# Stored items

+ + + + + + +

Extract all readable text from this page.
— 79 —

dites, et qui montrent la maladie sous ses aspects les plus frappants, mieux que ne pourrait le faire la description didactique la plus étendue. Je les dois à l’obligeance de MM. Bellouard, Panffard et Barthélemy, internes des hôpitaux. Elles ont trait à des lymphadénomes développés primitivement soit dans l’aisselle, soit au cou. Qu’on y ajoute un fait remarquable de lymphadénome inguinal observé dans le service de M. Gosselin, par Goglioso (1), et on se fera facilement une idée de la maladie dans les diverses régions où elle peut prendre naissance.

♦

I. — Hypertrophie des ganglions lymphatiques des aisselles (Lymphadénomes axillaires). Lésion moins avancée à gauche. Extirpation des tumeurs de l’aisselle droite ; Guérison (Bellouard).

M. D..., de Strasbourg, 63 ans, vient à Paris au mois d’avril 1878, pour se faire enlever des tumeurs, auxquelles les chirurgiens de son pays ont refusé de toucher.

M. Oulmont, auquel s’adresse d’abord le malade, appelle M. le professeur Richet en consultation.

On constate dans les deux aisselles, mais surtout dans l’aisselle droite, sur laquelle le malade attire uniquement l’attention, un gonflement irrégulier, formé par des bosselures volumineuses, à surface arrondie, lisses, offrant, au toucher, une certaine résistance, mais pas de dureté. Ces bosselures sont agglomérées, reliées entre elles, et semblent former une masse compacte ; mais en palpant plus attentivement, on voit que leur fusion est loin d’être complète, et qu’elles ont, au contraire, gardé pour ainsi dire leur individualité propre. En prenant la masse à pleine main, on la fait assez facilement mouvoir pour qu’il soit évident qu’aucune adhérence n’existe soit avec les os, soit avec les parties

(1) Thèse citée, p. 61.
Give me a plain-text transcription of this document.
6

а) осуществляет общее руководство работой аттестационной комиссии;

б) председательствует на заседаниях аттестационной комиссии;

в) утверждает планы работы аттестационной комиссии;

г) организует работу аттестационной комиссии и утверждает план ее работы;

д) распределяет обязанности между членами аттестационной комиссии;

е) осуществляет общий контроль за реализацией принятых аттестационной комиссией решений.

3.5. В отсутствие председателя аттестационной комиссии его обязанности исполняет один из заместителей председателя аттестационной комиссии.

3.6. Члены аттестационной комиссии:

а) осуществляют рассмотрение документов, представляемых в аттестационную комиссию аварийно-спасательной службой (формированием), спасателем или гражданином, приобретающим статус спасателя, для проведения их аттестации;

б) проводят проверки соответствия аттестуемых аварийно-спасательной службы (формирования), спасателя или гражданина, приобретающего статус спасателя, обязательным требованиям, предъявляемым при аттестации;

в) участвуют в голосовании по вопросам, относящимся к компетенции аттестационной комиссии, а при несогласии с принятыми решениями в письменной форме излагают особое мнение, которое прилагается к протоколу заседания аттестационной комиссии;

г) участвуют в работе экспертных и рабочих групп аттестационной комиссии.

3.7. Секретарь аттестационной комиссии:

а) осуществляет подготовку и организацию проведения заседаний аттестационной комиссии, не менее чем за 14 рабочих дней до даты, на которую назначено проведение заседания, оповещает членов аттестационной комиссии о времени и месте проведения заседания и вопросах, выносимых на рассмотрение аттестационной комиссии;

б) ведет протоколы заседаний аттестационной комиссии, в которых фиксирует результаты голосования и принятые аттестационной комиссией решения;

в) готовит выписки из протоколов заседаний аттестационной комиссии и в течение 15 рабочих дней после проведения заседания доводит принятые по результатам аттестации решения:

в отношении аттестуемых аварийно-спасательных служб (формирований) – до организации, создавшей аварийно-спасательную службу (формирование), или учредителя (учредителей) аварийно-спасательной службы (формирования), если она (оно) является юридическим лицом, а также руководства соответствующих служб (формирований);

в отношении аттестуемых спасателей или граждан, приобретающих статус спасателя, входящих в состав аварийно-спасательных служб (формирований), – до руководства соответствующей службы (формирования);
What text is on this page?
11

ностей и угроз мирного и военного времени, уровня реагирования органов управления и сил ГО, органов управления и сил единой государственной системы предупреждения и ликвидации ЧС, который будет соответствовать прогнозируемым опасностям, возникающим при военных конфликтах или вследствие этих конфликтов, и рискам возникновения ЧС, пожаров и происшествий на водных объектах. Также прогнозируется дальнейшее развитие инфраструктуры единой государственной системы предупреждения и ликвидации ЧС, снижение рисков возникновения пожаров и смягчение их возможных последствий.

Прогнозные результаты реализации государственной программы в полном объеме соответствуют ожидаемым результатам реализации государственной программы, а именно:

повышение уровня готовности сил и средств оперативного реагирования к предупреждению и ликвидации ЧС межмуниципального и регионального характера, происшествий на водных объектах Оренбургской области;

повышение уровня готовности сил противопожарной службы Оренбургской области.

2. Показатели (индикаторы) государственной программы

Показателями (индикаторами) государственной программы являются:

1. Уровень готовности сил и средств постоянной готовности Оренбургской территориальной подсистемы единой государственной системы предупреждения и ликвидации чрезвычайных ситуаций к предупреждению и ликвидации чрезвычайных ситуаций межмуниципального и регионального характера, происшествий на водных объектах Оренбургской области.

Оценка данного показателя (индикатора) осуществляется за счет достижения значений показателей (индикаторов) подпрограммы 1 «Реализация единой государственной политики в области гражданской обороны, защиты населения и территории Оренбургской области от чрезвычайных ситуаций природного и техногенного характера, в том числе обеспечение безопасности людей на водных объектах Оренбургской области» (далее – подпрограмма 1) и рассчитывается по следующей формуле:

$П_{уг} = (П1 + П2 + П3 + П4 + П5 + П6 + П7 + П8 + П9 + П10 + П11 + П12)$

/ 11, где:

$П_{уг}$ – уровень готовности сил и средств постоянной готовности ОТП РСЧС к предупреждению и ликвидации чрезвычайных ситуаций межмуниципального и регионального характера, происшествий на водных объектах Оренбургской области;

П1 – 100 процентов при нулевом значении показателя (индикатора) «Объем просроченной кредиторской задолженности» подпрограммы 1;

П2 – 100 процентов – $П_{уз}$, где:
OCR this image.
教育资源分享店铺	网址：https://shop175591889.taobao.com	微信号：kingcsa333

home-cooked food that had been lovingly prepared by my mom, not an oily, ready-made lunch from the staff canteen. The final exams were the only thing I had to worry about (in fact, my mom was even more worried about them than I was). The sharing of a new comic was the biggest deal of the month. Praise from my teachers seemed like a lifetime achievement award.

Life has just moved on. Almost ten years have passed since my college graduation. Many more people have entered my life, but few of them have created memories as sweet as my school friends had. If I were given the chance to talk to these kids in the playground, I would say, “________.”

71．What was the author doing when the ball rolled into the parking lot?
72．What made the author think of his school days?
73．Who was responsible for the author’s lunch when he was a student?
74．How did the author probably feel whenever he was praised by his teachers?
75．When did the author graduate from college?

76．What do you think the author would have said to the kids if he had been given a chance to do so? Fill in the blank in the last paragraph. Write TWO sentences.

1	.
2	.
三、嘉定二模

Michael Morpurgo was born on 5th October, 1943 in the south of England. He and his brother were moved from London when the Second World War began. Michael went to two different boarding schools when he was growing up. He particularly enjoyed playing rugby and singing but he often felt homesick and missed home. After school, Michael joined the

+ + + + + + +

# TASK BRIEF
Your task is to repeat every line exactly.

# SOLUTION TO THE PROBLEM
Extract all readable text from this page.
— 79 —

dites, et qui montrent la maladie sous ses aspects les plus frappants, mieux que ne pourrait le faire la description didactique la plus étendue. Je les dois à l’obligeance de MM. Bellouard, Panffard et Barthélemy, internes des hôpitaux. Elles ont trait à des lymphadénomes développés primitivement soit dans l’aisselle, soit au cou. Qu’on y ajoute un fait remarquable de lymphadénome inguinal observé dans le service de M. Gosselin, par Goglioso (1), et on se fera facilement une idée de la maladie dans les diverses régions où elle peut prendre naissance.

♦

I. — Hypertrophie des ganglions lymphatiques des aisselles (Lymphadénomes axillaires). Lésion moins avancée à gauche. Extirpation des tumeurs de l’aisselle droite ; Guérison (Bellouard).

M. D..., de Strasbourg, 63 ans, vient à Paris au mois d’avril 1878, pour se faire enlever des tumeurs, auxquelles les chirurgiens de son pays ont refusé de toucher.

M. Oulmont, auquel s’adresse d’abord le malade, appelle M. le professeur Richet en consultation.

On constate dans les deux aisselles, mais surtout dans l’aisselle droite, sur laquelle le malade attire uniquement l’attention, un gonflement irrégulier, formé par des bosselures volumineuses, à surface arrondie, lisses, offrant, au toucher, une certaine résistance, mais pas de dureté. Ces bosselures sont agglomérées, reliées entre elles, et semblent former une masse compacte ; mais en palpant plus attentivement, on voit que leur fusion est loin d’être complète, et qu’elles ont, au contraire, gardé pour ainsi dire leur individualité propre. En prenant la masse à pleine main, on la fait assez facilement mouvoir pour qu’il soit évident qu’aucune adhérence n’existe soit avec les os, soit avec les parties

(1) Thèse citée, p. 61.
Give me a plain-text transcription of this document.
6

а) осуществляет общее руководство работой аттестационной комиссии;

б) председательствует на заседаниях аттестационной комиссии;

в) утверждает планы работы аттестационной комиссии;

г) организует работу аттестационной комиссии и утверждает план ее работы;

д) распределяет обязанности между членами аттестационной комиссии;

е) осуществляет общий контроль за реализацией принятых аттестационной комиссией решений.

3.5. В отсутствие председателя аттестационной комиссии его обязанности исполняет один из заместителей председателя аттестационной комиссии.

3.6. Члены аттестационной комиссии:

а) осуществляют рассмотрение документов, представляемых в аттестационную комиссию аварийно-спасательной службой (формированием), спасателем или гражданином, приобретающим статус спасателя, для проведения их аттестации;

б) проводят проверки соответствия аттестуемых аварийно-спасательной службы (формирования), спасателя или гражданина, приобретающего статус спасателя, обязательным требованиям, предъявляемым при аттестации;

в) участвуют в голосовании по вопросам, относящимся к компетенции аттестационной комиссии, а при несогласии с принятыми решениями в письменной форме излагают особое мнение, которое прилагается к протоколу заседания аттестационной комиссии;

г) участвуют в работе экспертных и рабочих групп аттестационной комиссии.

3.7. Секретарь аттестационной комиссии:

а) осуществляет подготовку и организацию проведения заседаний аттестационной комиссии, не менее чем за 14 рабочих дней до даты, на которую назначено проведение заседания, оповещает членов аттестационной комиссии о времени и месте проведения заседания и вопросах, выносимых на рассмотрение аттестационной комиссии;

б) ведет протоколы заседаний аттестационной комиссии, в которых фиксирует результаты голосования и принятые аттестационной комиссией решения;

в) готовит выписки из протоколов заседаний аттестационной комиссии и в течение 15 рабочих дней после проведения заседания доводит принятые по результатам аттестации решения:

в отношении аттестуемых аварийно-спасательных служб (формирований) – до организации, создавшей аварийно-спасательную службу (формирование), или учредителя (учредителей) аварийно-спасательной службы (формирования), если она (оно) является юридическим лицом, а также руководства соответствующих служб (формирований);

в отношении аттестуемых спасателей или граждан, приобретающих статус спасателя, входящих в состав аварийно-спасательных служб (формирований), – до руководства соответствующей службы (формирования);
What text is on this page?
11

ностей и угроз мирного и военного времени, уровня реагирования органов управления и сил ГО, органов управления и сил единой государственной системы предупреждения и ликвидации ЧС, который будет соответствовать прогнозируемым опасностям, возникающим при военных конфликтах или вследствие этих конфликтов, и рискам возникновения ЧС, пожаров и происшествий на водных объектах. Также прогнозируется дальнейшее развитие инфраструктуры единой государственной системы предупреждения и ликвидации ЧС, снижение рисков возникновения пожаров и смягчение их возможных последствий.

Прогнозные результаты реализации государственной программы в полном объеме соответствуют ожидаемым результатам реализации государственной программы, а именно:

повышение уровня готовности сил и средств оперативного реагирования к предупреждению и ликвидации ЧС межмуниципального и регионального характера, происшествий на водных объектах Оренбургской области;

повышение уровня готовности сил противопожарной службы Оренбургской области.

2. Показатели (индикаторы) государственной программы

Показателями (индикаторами) государственной программы являются:

1. Уровень готовности сил и средств постоянной готовности Оренбургской территориальной подсистемы единой государственной системы предупреждения и ликвидации чрезвычайных ситуаций к предупреждению и ликвидации чрезвычайных ситуаций межмуниципального и регионального характера, происшествий на водных объектах Оренбургской области.

Оценка данного показателя (индикатора) осуществляется за счет достижения значений показателей (индикаторов) подпрограммы 1 «Реализация единой государственной политики в области гражданской обороны, защиты населения и территории Оренбургской области от чрезвычайных ситуаций природного и техногенного характера, в том числе обеспечение безопасности людей на водных объектах Оренбургской области» (далее – подпрограмма 1) и рассчитывается по следующей формуле:

$П_{уг} = (П1 + П2 + П3 + П4 + П5 + П6 + П7 + П8 + П9 + П10 + П11 + П12)$

/ 11, где:

$П_{уг}$ – уровень готовности сил и средств постоянной готовности ОТП РСЧС к предупреждению и ликвидации чрезвычайных ситуаций межмуниципального и регионального характера, происшествий на водных объектах Оренбургской области;

П1 – 100 процентов при нулевом значении показателя (индикатора) «Объем просроченной кредиторской задолженности» подпрограммы 1;

П2 – 100 процентов – $П_{уз}$, где:
OCR this image.
教育资源分享店铺	网址：https://shop175591889.taobao.com	微信号：kingcsa333

home-cooked food that had been lovingly prepared by my mom, not an oily, ready-made lunch from the staff canteen. The final exams were the only thing I had to worry about (in fact, my mom was even more worried about them than I was). The sharing of a new comic was the biggest deal of the month. Praise from my teachers seemed like a lifetime achievement award.

Life has just moved on. Almost ten years have passed since my college graduation. Many more people have entered my life, but few of them have created memories as sweet as my school friends had. If I were given the chance to talk to these kids in the playground, I would say, “________.”

71．What was the author doing when the ball rolled into the parking lot?
72．What made the author think of his school days?
73．Who was responsible for the author’s lunch when he was a student?
74．How did the author probably feel whenever he was praised by his teachers?
75．When did the author graduate from college?

76．What do you think the author would have said to the kids if he had been given a chance to do so? Fill in the blank in the last paragraph. Write TWO sentences.

1	.
2	.
三、嘉定二模

Michael Morpurgo was born on 5th October, 1943 in the south of England. He and his brother were moved from London when the Second World War began. Michael went to two different boarding schools when he was growing up. He particularly enjoyed playing rugby and singing but he often felt homesick and missed home. After school, Michael joined the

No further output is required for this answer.